→ Exercise objective
Whenever a line in the material below includes "符合语境", copy that line.

→ Data for analysis

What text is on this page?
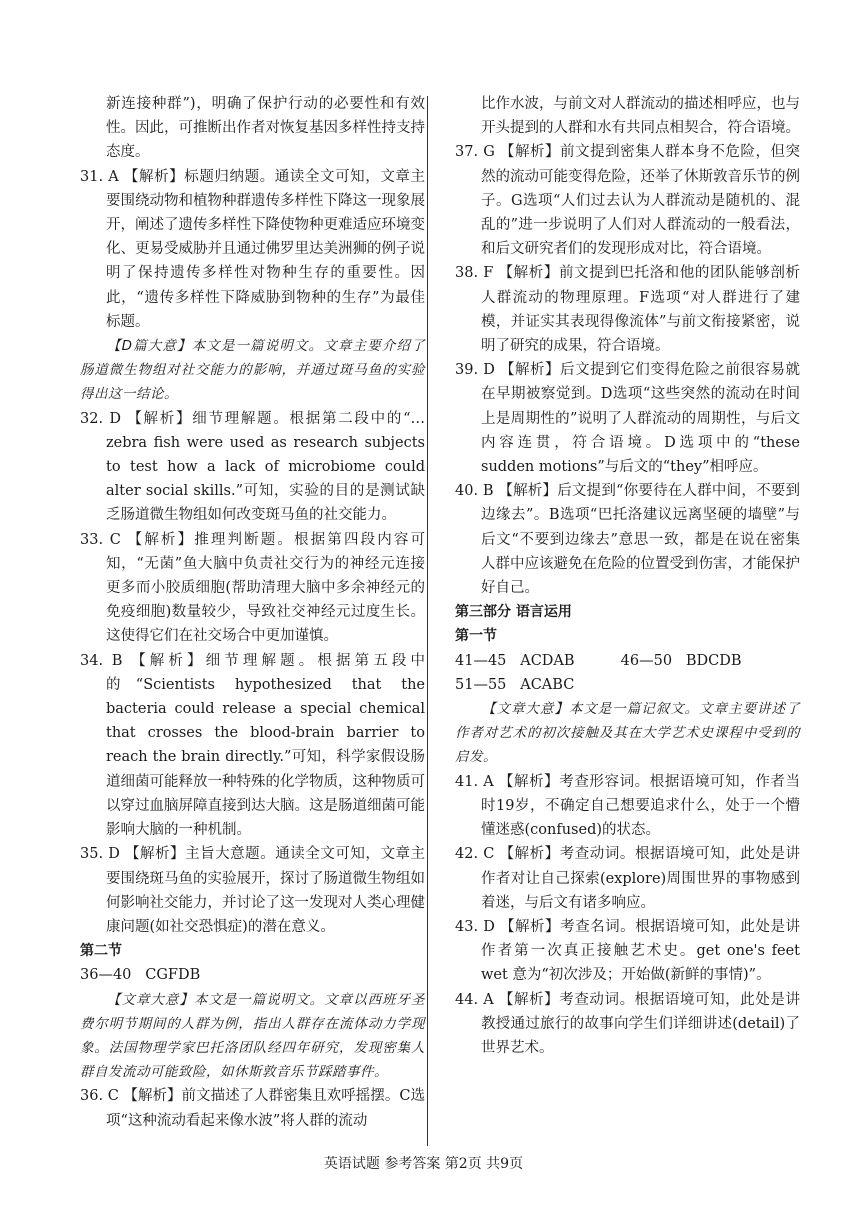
新连接种群”)，明确了保护行动的必要性和有效性。因此，可推断出作者对恢复基因多样性持支持态度。

31. A 【解析】标题归纳题。通读全文可知，文章主要围绕动物和植物种群遗传多样性下降这一现象展开，阐述了遗传多样性下降使物种更难适应环境变化、更易受威胁并且通过佛罗里达美洲狮的例子说明了保持遗传多样性对物种生存的重要性。因此，“遗传多样性下降威胁到物种的生存”为最佳标题。

【D篇大意】本文是一篇说明文。文章主要介绍了肠道微生物组对社交能力的影响，并通过斑马鱼的实验得出这一结论。

32. D 【解析】细节理解题。根据第二段中的“… zebra fish were used as research subjects to test how a lack of microbiome could alter social skills.”可知，实验的目的是测试缺乏肠道微生物组如何改变斑马鱼的社交能力。

33. C 【解析】推理判断题。根据第四段内容可知，“无菌”鱼大脑中负责社交行为的神经元连接更多而小胶质细胞(帮助清理大脑中多余神经元的免疫细胞)数量较少，导致社交神经元过度生长。这使得它们在社交场合中更加谨慎。

34. B 【解析】细节理解题。根据第五段中的“Scientists hypothesized that the bacteria could release a special chemical that crosses the blood-brain barrier to reach the brain directly.”可知，科学家假设肠道细菌可能释放一种特殊的化学物质，这种物质可以穿过血脑屏障直接到达大脑。这是肠道细菌可能影响大脑的一种机制。

35. D 【解析】主旨大意题。通读全文可知，文章主要围绕斑马鱼的实验展开，探讨了肠道微生物组如何影响社交能力，并讨论了这一发现对人类心理健康问题(如社交恐惧症)的潜在意义。

第二节

36—40   CGFDB

【文章大意】本文是一篇说明文。文章以西班牙圣费尔明节期间的人群为例，指出人群存在流体动力学现象。法国物理学家巴托洛团队经四年研究，发现密集人群自发流动可能致险，如休斯敦音乐节踩踏事件。

36. C 【解析】前文描述了人群密集且欢呼摇摆。C选项“这种流动看起来像水波”将人群的流动

比作水波，与前文对人群流动的描述相呼应，也与开头提到的人群和水有共同点相契合，符合语境。

37. G 【解析】前文提到密集人群本身不危险，但突然的流动可能变得危险，还举了休斯敦音乐节的例子。G选项“人们过去认为人群流动是随机的、混乱的”进一步说明了人们对人群流动的一般看法，和后文研究者们的发现形成对比，符合语境。

38. F 【解析】前文提到巴托洛和他的团队能够剖析人群流动的物理原理。F选项“对人群进行了建模，并证实其表现得像流体”与前文衔接紧密，说明了研究的成果，符合语境。

39. D 【解析】后文提到它们变得危险之前很容易就在早期被察觉到。D选项“这些突然的流动在时间上是周期性的”说明了人群流动的周期性，与后文内容连贯，符合语境。D选项中的“these sudden motions”与后文的“they”相呼应。

40. B 【解析】后文提到“你要待在人群中间，不要到边缘去”。B选项“巴托洛建议远离坚硬的墙壁”与后文“不要到边缘去”意思一致，都是在说在密集人群中应该避免在危险的位置受到伤害，才能保护好自己。

第三部分 语言运用

第一节

41—45   ACDAB          46—50   BDCDB

51—55   ACABC

【文章大意】本文是一篇记叙文。文章主要讲述了作者对艺术的初次接触及其在大学艺术史课程中受到的启发。

41. A 【解析】考查形容词。根据语境可知，作者当时19岁，不确定自己想要追求什么，处于一个懵懂迷惑(confused)的状态。

42. C 【解析】考查动词。根据语境可知，此处是讲作者对让自己探索(explore)周围世界的事物感到着迷，与后文有诸多响应。

43. D 【解析】考查名词。根据语境可知，此处是讲作者第一次真正接触艺术史。get one's feet wet 意为“初次涉及；开始做(新鲜的事情)”。

44. A 【解析】考查动词。根据语境可知，此处是讲教授通过旅行的故事向学生们详细讲述(detail)了世界艺术。

英语试题 参考答案 第2页 共9页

→ Written solution
比作水波，与前文对人群流动的描述相呼应，也与开头提到的人群和水有共同点相契合，符合语境。
37. G 【解析】前文提到密集人群本身不危险，但突然的流动可能变得危险，还举了休斯敦音乐节的例子。G选项“人们过去认为人群流动是随机的、混乱的”进一步说明了人们对人群流动的一般看法，和后文研究者们的发现形成对比，符合语境。
38. F 【解析】前文提到巴托洛和他的团队能够剖析人群流动的物理原理。F选项“对人群进行了建模，并证实其表现得像流体”与前文衔接紧密，说明了研究的成果，符合语境。
39. D 【解析】后文提到它们变得危险之前很容易就在早期被察觉到。D选项“这些突然的流动在时间上是周期性的”说明了人群流动的周期性，与后文内容连贯，符合语境。D选项中的“these sudden motions”与后文的“they”相呼应。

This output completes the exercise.